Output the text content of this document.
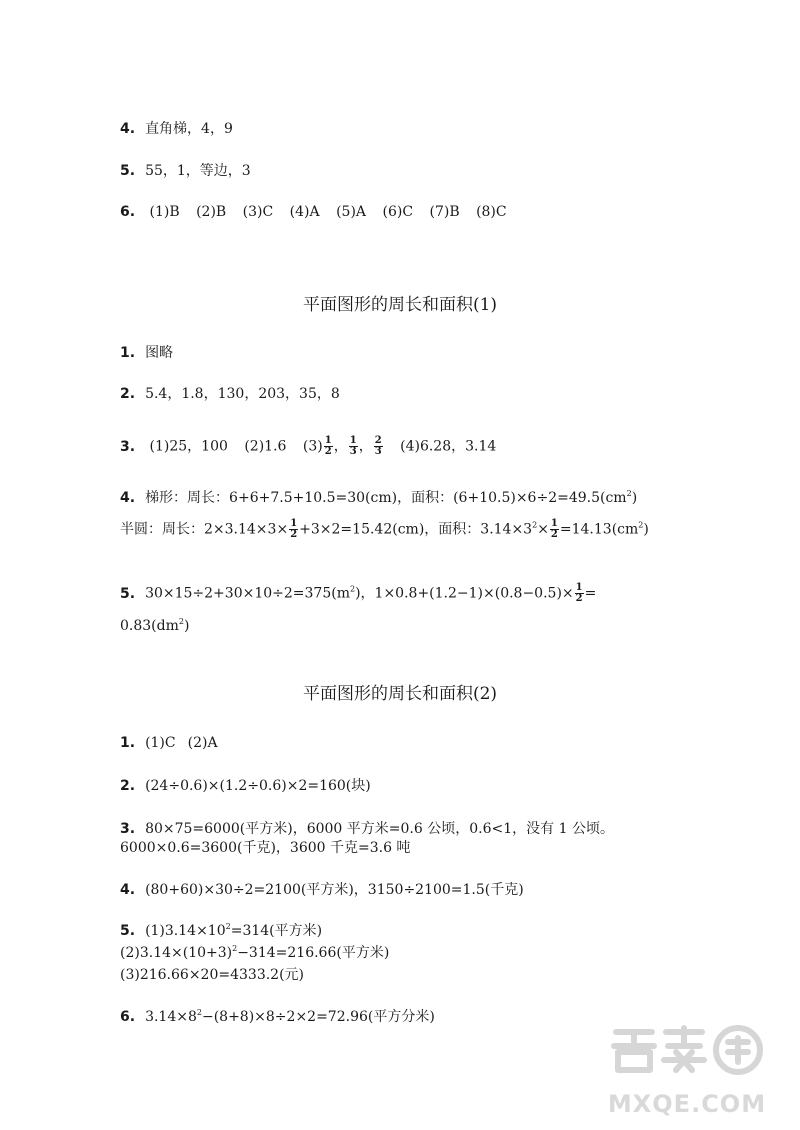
4. 直角梯，4，9
5. 55，1，等边，3
6. (1)B (2)B (3)C (4)A (5)A (6)C (7)B (8)C
平面图形的周长和面积(1)
1. 图略
2. 5.4，1.8，130，203，35，8
3. (1)25，100 (2)1.6 $(3) \frac{1}{2}$ ， $\frac{1}{3}$ ， $\frac{2}{3} (4)6.28$，3.14
4. 梯形：周长：6+6+7.5+10.5=30(cm)，面积：$(6+10.5)\times 6\div 2=49.5(cm^2)$
半圆：周长：$2\times 3.14\times 3\times \frac{1}{2} +3\times 2=15.42(cm)$，面积：$3.14\times 3^2\times \frac{1}{2} =14.13(cm^2)$
5. $30\times 15\div 2+30\times 10\div 2=375(m^2)$，$1\times 0.8+(1.2-1)\times(0.8-0.5)\times \frac{1}{2}$ =
$0.83(dm^2)$
平面图形的周长和面积(2)
1. (1)C (2)A
2. (24÷0.6)×(1.2÷0.6)×2=160(块)
3. 80×75=6000(平方米)，6000 平方米=0.6 公顷，0.6<1，没有 1 公顷。
6000×0.6=3600(千克)，3600 千克=3.6 吨
4. (80+60)×30÷2=2100(平方米)，3150÷2100=1.5(千克)
5. $(1)3.14\times 10^2=314$(平方米)
$(2)3.14\times(10+3)^2-314=216.66$(平方米)
(3)216.66×20=4333.2(元)
6. $3.14\times 8^2-(8+8)\times 8\div 2\times 2=72.96$(平方分米)
MXQE.COM
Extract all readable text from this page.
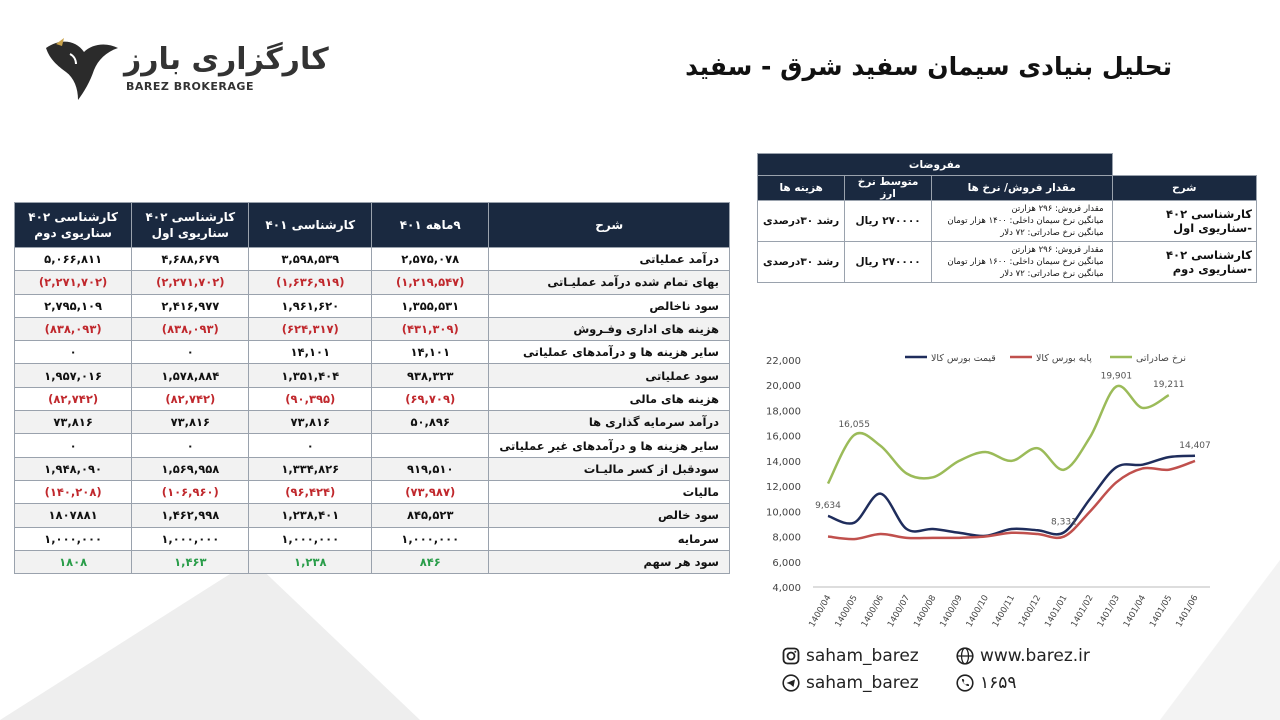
کارگزاری بارز
BAREZ BROKERAGE
تحلیل بنیادی سیمان سفید شرق - سفید
	مفروضات		
شرح	مقدار فروش/ نرخ ها	متوسط نرخ ارز	هزینه ها
کارشناسی ۴۰۲ -سناریوی اول	مقدار فروش: ۲۹۶ هزارتن
میانگین نرخ سیمان داخلی: ۱۴۰۰ هزار تومان
میانگین نرخ صادراتی: ۷۲ دلار	۲۷۰۰۰۰ ریال	رشد ۳۰درصدی
کارشناسی ۴۰۲ -سناریوی دوم	مقدار فروش: ۲۹۶ هزارتن
میانگین نرخ سیمان داخلی: ۱۶۰۰ هزار تومان
میانگین نرخ صادراتی: ۷۲ دلار	۲۷۰۰۰۰ ریال	رشد ۳۰درصدی
شرح	۹ماهه ۴۰۱	کارشناسی ۴۰۱	کارشناسی ۴۰۲ سناریوی اول	کارشناسی ۴۰۲ سناریوی دوم
درآمد عملیاتی	۲,۵۷۵,۰۷۸	۳,۵۹۸,۵۳۹	۴,۶۸۸,۶۷۹	۵,۰۶۶,۸۱۱
بهای تمام شده درآمد عملیـاتی	(۱,۲۱۹,۵۴۷)	(۱,۶۳۶,۹۱۹)	(۲,۲۷۱,۷۰۲)	(۲,۲۷۱,۷۰۲)
سود ناخالص	۱,۳۵۵,۵۳۱	۱,۹۶۱,۶۲۰	۲,۴۱۶,۹۷۷	۲,۷۹۵,۱۰۹
هزینه های اداری وفـروش	(۴۳۱,۳۰۹)	(۶۲۴,۳۱۷)	(۸۳۸,۰۹۳)	(۸۳۸,۰۹۳)
سایر هزینه ها و درآمدهای عملیاتی	۱۴,۱۰۱	۱۴,۱۰۱	۰	۰
سود عملیاتی	۹۳۸,۳۲۳	۱,۳۵۱,۴۰۴	۱,۵۷۸,۸۸۴	۱,۹۵۷,۰۱۶
هزینه های مالی	(۶۹,۷۰۹)	(۹۰,۳۹۵)	(۸۲,۷۴۲)	(۸۲,۷۴۲)
درآمد سرمایه گذاری ها	۵۰,۸۹۶	۷۳,۸۱۶	۷۳,۸۱۶	۷۳,۸۱۶
سایر هزینه ها و درآمدهای غیر عملیاتی		۰	۰	۰
سودقبل از کسر مالیـات	۹۱۹,۵۱۰	۱,۳۳۴,۸۲۶	۱,۵۶۹,۹۵۸	۱,۹۴۸,۰۹۰
مالیات	(۷۳,۹۸۷)	(۹۶,۴۲۴)	(۱۰۶,۹۶۰)	(۱۴۰,۲۰۸)
سود خالص	۸۴۵,۵۲۳	۱,۲۳۸,۴۰۱	۱,۴۶۲,۹۹۸	۱۸۰۷۸۸۱
سرمایه	۱,۰۰۰,۰۰۰	۱,۰۰۰,۰۰۰	۱,۰۰۰,۰۰۰	۱,۰۰۰,۰۰۰
سود هر سهم	۸۴۶	۱,۲۳۸	۱,۴۶۳	۱۸۰۸
4,000
6,000
8,000
10,000
12,000
14,000
16,000
18,000
20,000
22,000
1400/04 1400/05 1400/06 1400/07 1400/08 1400/09 1400/10 1400/11 1400/12 1401/01 1401/02 1401/03 1401/04 1401/05 1401/06
9,634
16,055
8,331
19,901
19,211
14,407
قیمت بورس کالا	پایه بورس کالا	نرخ صادراتی
saham_barez
saham_barez
www.barez.ir
۱۶۵۹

Work to complete:
Count each line where the string "فروش" occurs, and write only the number.

Output:
3